*DATA FOR THIS EXERCISE*.

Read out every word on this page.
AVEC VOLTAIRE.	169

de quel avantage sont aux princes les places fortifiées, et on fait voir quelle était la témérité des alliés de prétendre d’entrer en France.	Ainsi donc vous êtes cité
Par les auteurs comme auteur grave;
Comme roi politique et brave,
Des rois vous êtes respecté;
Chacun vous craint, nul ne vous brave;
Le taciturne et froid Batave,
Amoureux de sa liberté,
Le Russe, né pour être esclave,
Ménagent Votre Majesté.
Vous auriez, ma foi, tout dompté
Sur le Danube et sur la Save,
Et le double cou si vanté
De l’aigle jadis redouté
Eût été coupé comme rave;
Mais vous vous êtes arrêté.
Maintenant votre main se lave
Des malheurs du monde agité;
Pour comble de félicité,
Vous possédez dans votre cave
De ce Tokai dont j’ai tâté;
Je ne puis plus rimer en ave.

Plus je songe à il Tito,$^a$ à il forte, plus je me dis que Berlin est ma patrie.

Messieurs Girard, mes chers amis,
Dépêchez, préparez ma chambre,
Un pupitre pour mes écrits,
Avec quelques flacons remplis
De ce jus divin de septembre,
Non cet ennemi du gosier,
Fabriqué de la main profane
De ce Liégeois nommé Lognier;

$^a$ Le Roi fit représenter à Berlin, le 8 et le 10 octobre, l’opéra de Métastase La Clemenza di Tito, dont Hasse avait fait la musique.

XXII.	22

*PROBLEM TO SOLVE*.
Copy each record from above without leaving any out.

*WORKED ANSWER*.
Read out every word on this page.
AVEC VOLTAIRE.	169

de quel avantage sont aux princes les places fortifiées, et on fait voir quelle était la témérité des alliés de prétendre d’entrer en France.	Ainsi donc vous êtes cité
Par les auteurs comme auteur grave;
Comme roi politique et brave,
Des rois vous êtes respecté;
Chacun vous craint, nul ne vous brave;
Le taciturne et froid Batave,
Amoureux de sa liberté,
Le Russe, né pour être esclave,
Ménagent Votre Majesté.
Vous auriez, ma foi, tout dompté
Sur le Danube et sur la Save,
Et le double cou si vanté
De l’aigle jadis redouté
Eût été coupé comme rave;
Mais vous vous êtes arrêté.
Maintenant votre main se lave
Des malheurs du monde agité;
Pour comble de félicité,
Vous possédez dans votre cave
De ce Tokai dont j’ai tâté;
Je ne puis plus rimer en ave.

Plus je songe à il Tito,$^a$ à il forte, plus je me dis que Berlin est ma patrie.

Messieurs Girard, mes chers amis,
Dépêchez, préparez ma chambre,
Un pupitre pour mes écrits,
Avec quelques flacons remplis
De ce jus divin de septembre,
Non cet ennemi du gosier,
Fabriqué de la main profane
De ce Liégeois nommé Lognier;

$^a$ Le Roi fit représenter à Berlin, le 8 et le 10 octobre, l’opéra de Métastase La Clemenza di Tito, dont Hasse avait fait la musique.

XXII.	22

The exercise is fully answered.